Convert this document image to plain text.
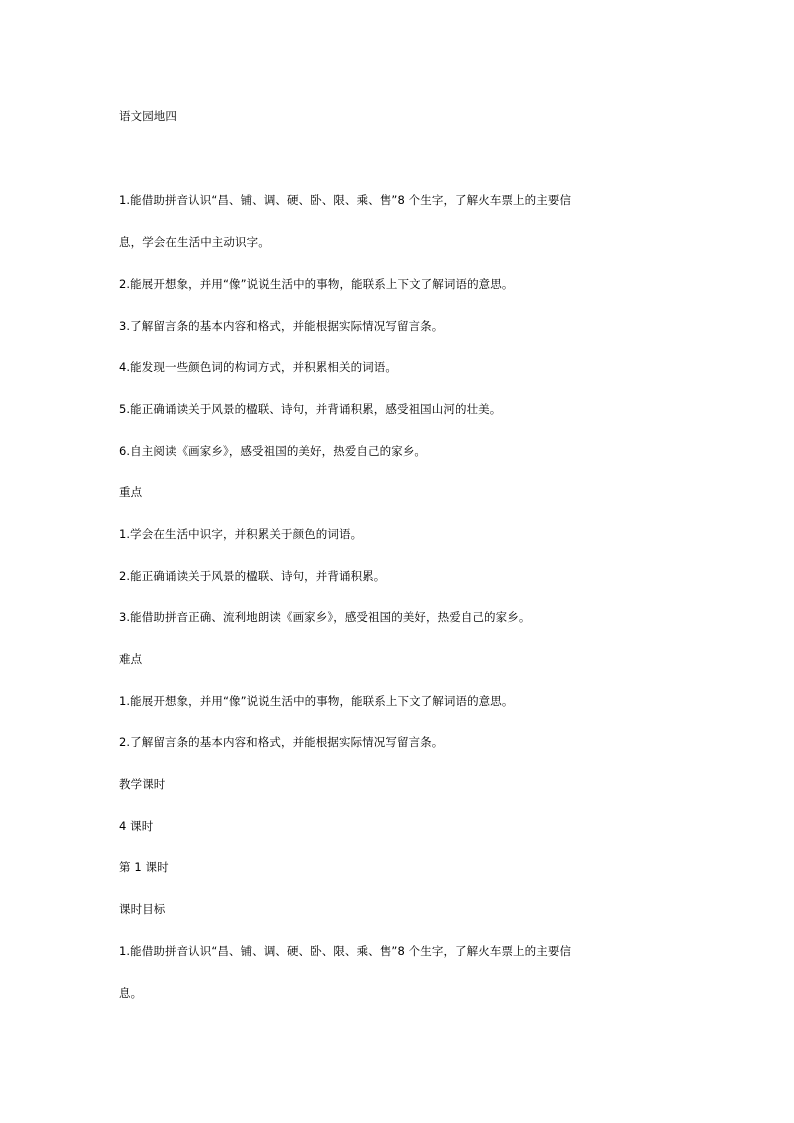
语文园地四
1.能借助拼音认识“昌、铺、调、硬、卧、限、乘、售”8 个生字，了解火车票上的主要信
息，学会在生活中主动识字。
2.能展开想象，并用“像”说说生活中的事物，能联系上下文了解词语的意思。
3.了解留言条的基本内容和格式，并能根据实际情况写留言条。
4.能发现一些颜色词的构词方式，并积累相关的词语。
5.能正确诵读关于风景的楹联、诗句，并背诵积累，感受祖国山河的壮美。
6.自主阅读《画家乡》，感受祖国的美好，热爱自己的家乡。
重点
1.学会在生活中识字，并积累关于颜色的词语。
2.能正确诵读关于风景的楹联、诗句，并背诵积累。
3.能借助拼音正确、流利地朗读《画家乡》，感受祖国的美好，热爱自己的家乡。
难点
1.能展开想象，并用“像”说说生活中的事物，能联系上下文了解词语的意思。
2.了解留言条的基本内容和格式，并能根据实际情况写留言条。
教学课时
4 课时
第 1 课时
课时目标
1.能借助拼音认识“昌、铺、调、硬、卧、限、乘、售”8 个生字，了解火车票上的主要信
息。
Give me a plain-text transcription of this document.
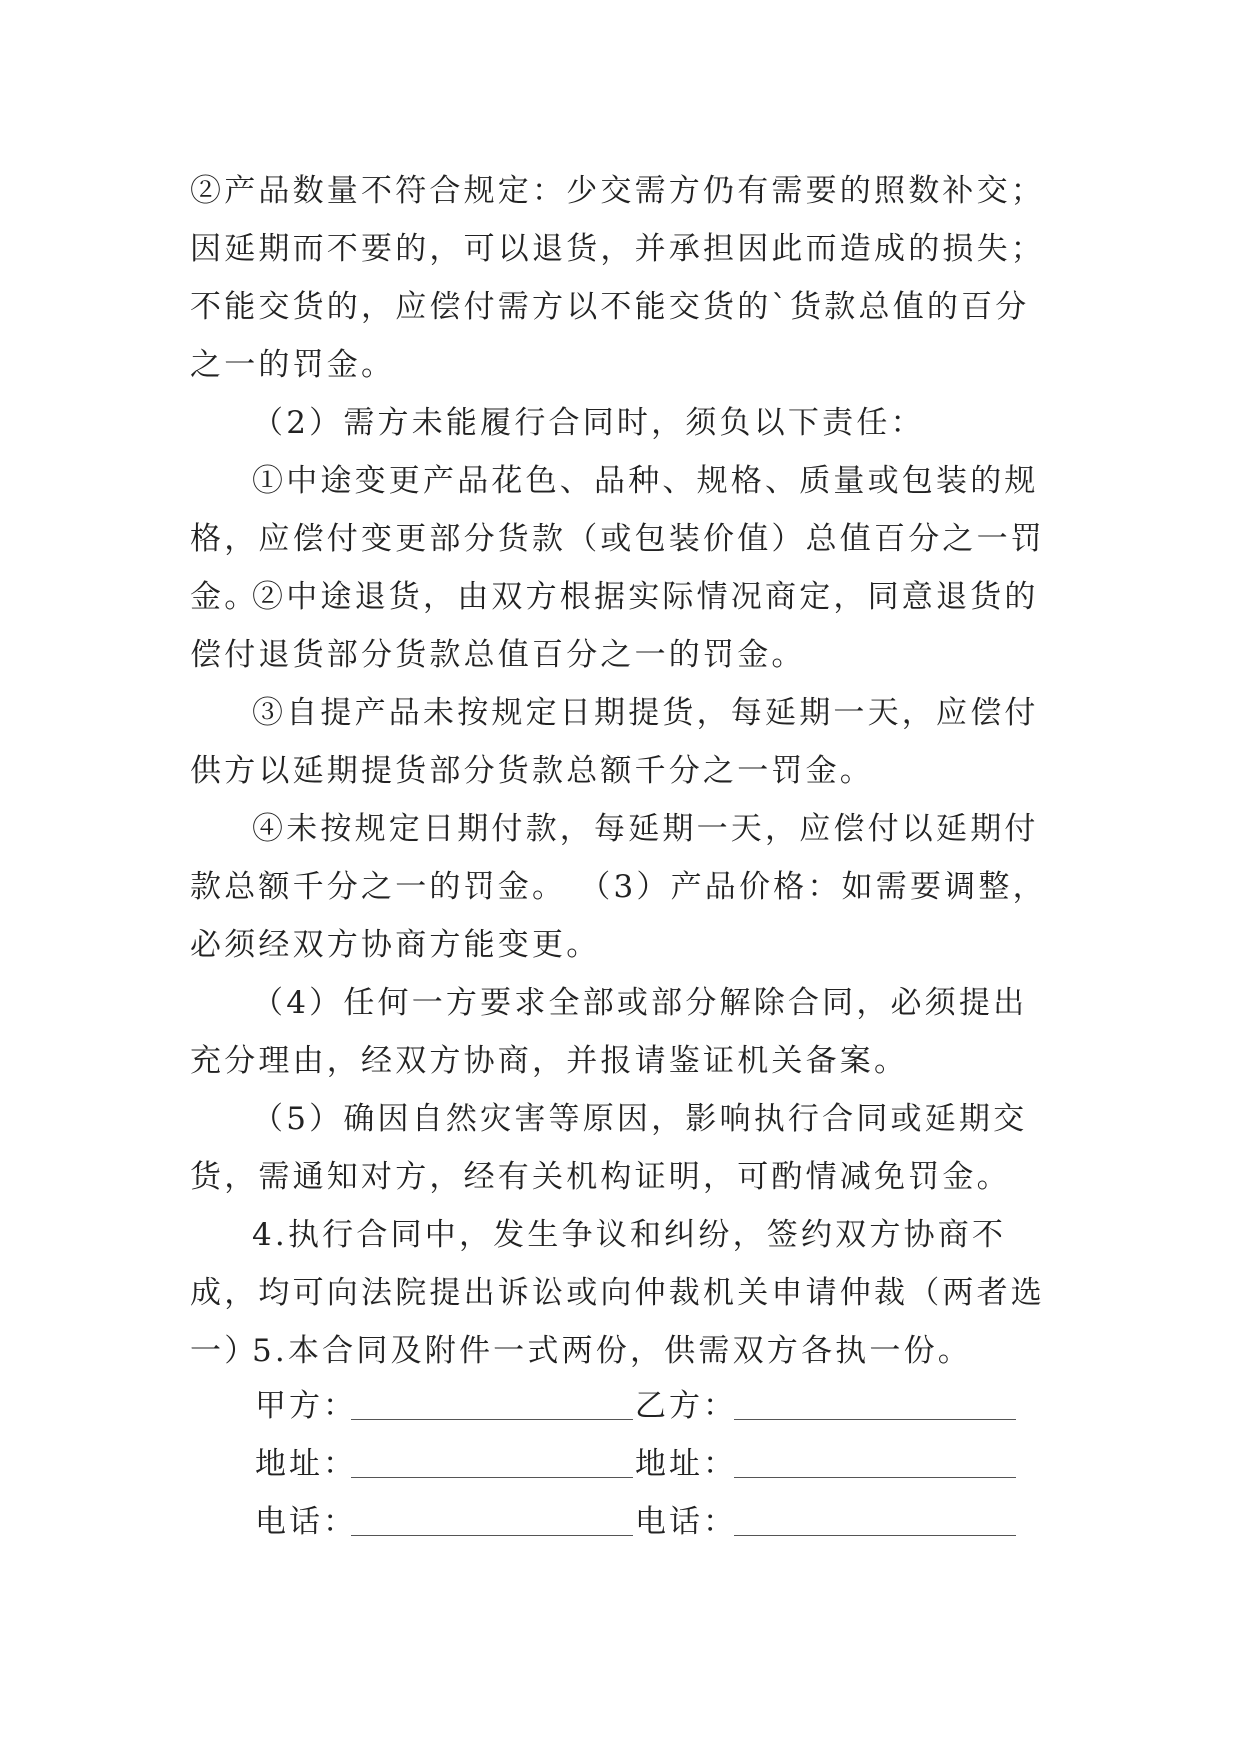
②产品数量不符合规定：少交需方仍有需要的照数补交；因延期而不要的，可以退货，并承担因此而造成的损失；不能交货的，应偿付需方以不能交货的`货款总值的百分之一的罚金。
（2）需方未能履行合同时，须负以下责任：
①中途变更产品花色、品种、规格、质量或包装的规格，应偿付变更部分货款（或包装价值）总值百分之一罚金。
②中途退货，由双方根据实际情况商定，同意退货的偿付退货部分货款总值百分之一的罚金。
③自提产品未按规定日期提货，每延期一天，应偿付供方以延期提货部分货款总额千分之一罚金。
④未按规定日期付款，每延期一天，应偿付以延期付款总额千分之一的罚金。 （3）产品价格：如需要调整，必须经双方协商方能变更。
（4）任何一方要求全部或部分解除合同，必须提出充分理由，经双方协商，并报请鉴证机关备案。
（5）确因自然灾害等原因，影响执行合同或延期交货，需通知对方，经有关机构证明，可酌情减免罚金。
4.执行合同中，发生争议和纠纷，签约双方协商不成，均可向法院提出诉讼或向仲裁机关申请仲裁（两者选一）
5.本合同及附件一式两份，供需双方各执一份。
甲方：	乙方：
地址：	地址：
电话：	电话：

━━━━━━━━━━

[WHAT IS REQUIRED] Pull out all lines containing "能展开想象".

[EXPECTED ANSWER]
2.能展开想象，并用“像”说说生活中的事物，能联系上下文了解词语的意思。
1.能展开想象，并用“像”说说生活中的事物，能联系上下文了解词语的意思。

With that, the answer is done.